• Exercise
Transcribe the lines below verbatim, skipping the images.

______________________________

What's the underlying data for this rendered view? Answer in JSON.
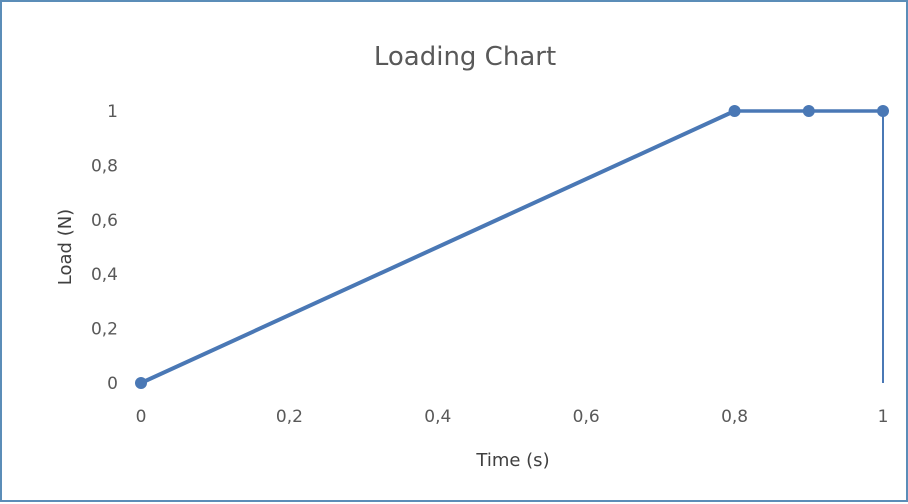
{
  "chart_data": {
    "type": "scatter",
    "title": "Loading Chart",
    "xlabel": "Time (s)",
    "ylabel": "Load (N)",
    "xlim": [
      0,
      1
    ],
    "ylim": [
      0,
      1
    ],
    "x_ticks": [
      "0",
      "0,2",
      "0,4",
      "0,6",
      "0,8",
      "1"
    ],
    "y_ticks": [
      "0",
      "0,2",
      "0,4",
      "0,6",
      "0,8",
      "1"
    ],
    "grid": false,
    "legend": "none",
    "series": [
      {
        "x": [
          0,
          0.8,
          0.9,
          1,
          1
        ],
        "y": [
          0,
          1,
          1,
          1,
          0
        ],
        "markers_on_points": [
          0,
          1,
          2,
          3
        ],
        "color": "#4a78b5"
      }
    ]
  }
}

______________________________

• Answer for this exercise
What's the underlying data for this rendered view? Answer in JSON.
{
  "chart_data": {
    "type": "scatter",
    "title": "Loading Chart",
    "xlabel": "Time (s)",
    "ylabel": "Load (N)",
    "xlim": [
      0,
      1
    ],
    "ylim": [
      0,
      1
    ],
    "x_ticks": [
      "0",
      "0,2",
      "0,4",
      "0,6",
      "0,8",
      "1"
    ],
    "y_ticks": [
      "0",
      "0,2",
      "0,4",
      "0,6",
      "0,8",
      "1"
    ],
    "grid": false,
    "legend": "none",
    "series": [
      {
        "x": [
          0,
          0.8,
          0.9,
          1,
          1
        ],
        "y": [
          0,
          1,
          1,
          1,
          0
        ],
        "markers_on_points": [
          0,
          1,
          2,
          3
        ],
        "color": "#4a78b5"
      }
    ]
  }
}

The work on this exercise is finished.